__Records supplied__.
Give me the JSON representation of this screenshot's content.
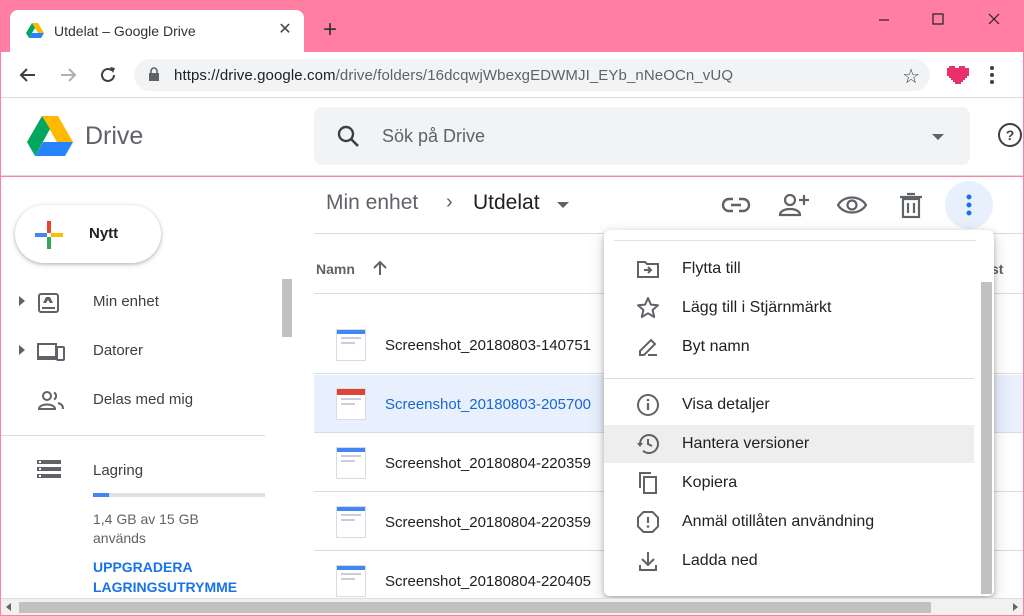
{
  "browser": {
    "tab_title": "Utdelat – Google Drive",
    "tab_close": "✕",
    "new_tab": "+",
    "url_host": "https://drive.google.com",
    "url_path": "/drive/folders/16dcqwjWbexgEDWMJI_EYb_nNeOCn_vUQ",
    "bookmark_icon": "star-outline-icon",
    "menu_icon": "kebab-menu-icon"
  },
  "drive": {
    "app_name": "Drive",
    "search_placeholder": "Sök på Drive",
    "help_icon": "help-icon"
  },
  "sidebar": {
    "new_label": "Nytt",
    "items": [
      {
        "label": "Min enhet",
        "icon": "drive-icon"
      },
      {
        "label": "Datorer",
        "icon": "computers-icon"
      },
      {
        "label": "Delas med mig",
        "icon": "people-icon"
      }
    ],
    "storage_label": "Lagring",
    "storage_text": "1,4 GB av 15 GB används",
    "storage_fraction": 0.093,
    "upgrade_label": "UPPGRADERA LAGRINGSUTRYMME"
  },
  "main": {
    "breadcrumb_root": "Min enhet",
    "breadcrumb_sep": "›",
    "breadcrumb_current": "Utdelat",
    "column_name": "Namn",
    "column_last": "st",
    "files": [
      {
        "name": "Screenshot_20180803-140751",
        "selected": false
      },
      {
        "name": "Screenshot_20180803-205700",
        "selected": true
      },
      {
        "name": "Screenshot_20180804-220359",
        "selected": false
      },
      {
        "name": "Screenshot_20180804-220359",
        "selected": false
      },
      {
        "name": "Screenshot_20180804-220405",
        "selected": false
      }
    ]
  },
  "menu": {
    "items": [
      {
        "label": "Flytta till",
        "icon": "move-to-folder-icon"
      },
      {
        "label": "Lägg till i Stjärnmärkt",
        "icon": "star-icon"
      },
      {
        "label": "Byt namn",
        "icon": "rename-icon"
      },
      {
        "label": "Visa detaljer",
        "icon": "info-icon"
      },
      {
        "label": "Hantera versioner",
        "icon": "history-icon"
      },
      {
        "label": "Kopiera",
        "icon": "copy-icon"
      },
      {
        "label": "Anmäl otillåten användning",
        "icon": "report-icon"
      },
      {
        "label": "Ladda ned",
        "icon": "download-icon"
      }
    ]
  },
  "colors": {
    "frame": "#ff7ea1",
    "accent": "#1a73e8",
    "selected_row": "#e8f0fe"
  }
}
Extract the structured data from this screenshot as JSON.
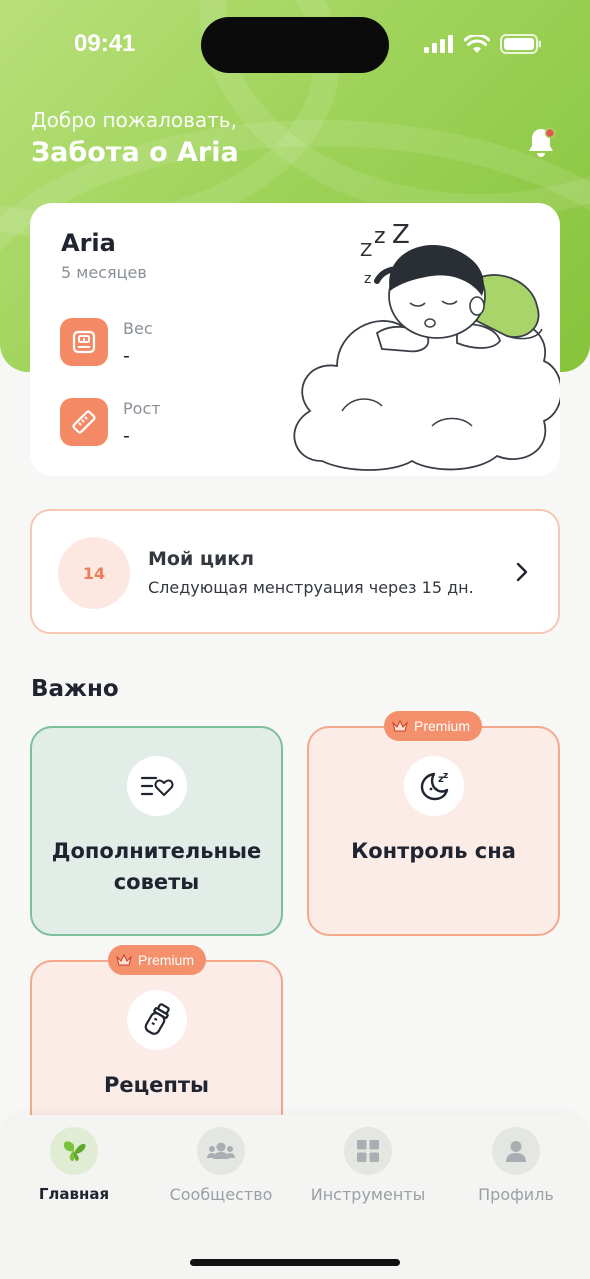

__Task details__.
Exclude the pictures and repeat every other part of the records word for word.

__Correct response__.
Give me the JSON representation of this screenshot's content.
{
  "browser": {
    "tab_title": "Utdelat – Google Drive",
    "tab_close": "✕",
    "new_tab": "+",
    "url_host": "https://drive.google.com",
    "url_path": "/drive/folders/16dcqwjWbexgEDWMJI_EYb_nNeOCn_vUQ",
    "bookmark_icon": "star-outline-icon",
    "menu_icon": "kebab-menu-icon"
  },
  "drive": {
    "app_name": "Drive",
    "search_placeholder": "Sök på Drive",
    "help_icon": "help-icon"
  },
  "sidebar": {
    "new_label": "Nytt",
    "items": [
      {
        "label": "Min enhet",
        "icon": "drive-icon"
      },
      {
        "label": "Datorer",
        "icon": "computers-icon"
      },
      {
        "label": "Delas med mig",
        "icon": "people-icon"
      }
    ],
    "storage_label": "Lagring",
    "storage_text": "1,4 GB av 15 GB används",
    "storage_fraction": 0.093,
    "upgrade_label": "UPPGRADERA LAGRINGSUTRYMME"
  },
  "main": {
    "breadcrumb_root": "Min enhet",
    "breadcrumb_sep": "›",
    "breadcrumb_current": "Utdelat",
    "column_name": "Namn",
    "column_last": "st",
    "files": [
      {
        "name": "Screenshot_20180803-140751",
        "selected": false
      },
      {
        "name": "Screenshot_20180803-205700",
        "selected": true
      },
      {
        "name": "Screenshot_20180804-220359",
        "selected": false
      },
      {
        "name": "Screenshot_20180804-220359",
        "selected": false
      },
      {
        "name": "Screenshot_20180804-220405",
        "selected": false
      }
    ]
  },
  "menu": {
    "items": [
      {
        "label": "Flytta till",
        "icon": "move-to-folder-icon"
      },
      {
        "label": "Lägg till i Stjärnmärkt",
        "icon": "star-icon"
      },
      {
        "label": "Byt namn",
        "icon": "rename-icon"
      },
      {
        "label": "Visa detaljer",
        "icon": "info-icon"
      },
      {
        "label": "Hantera versioner",
        "icon": "history-icon"
      },
      {
        "label": "Kopiera",
        "icon": "copy-icon"
      },
      {
        "label": "Anmäl otillåten användning",
        "icon": "report-icon"
      },
      {
        "label": "Ladda ned",
        "icon": "download-icon"
      }
    ]
  },
  "colors": {
    "frame": "#ff7ea1",
    "accent": "#1a73e8",
    "selected_row": "#e8f0fe"
  }
}
Extract the structured data from this screenshot as JSON.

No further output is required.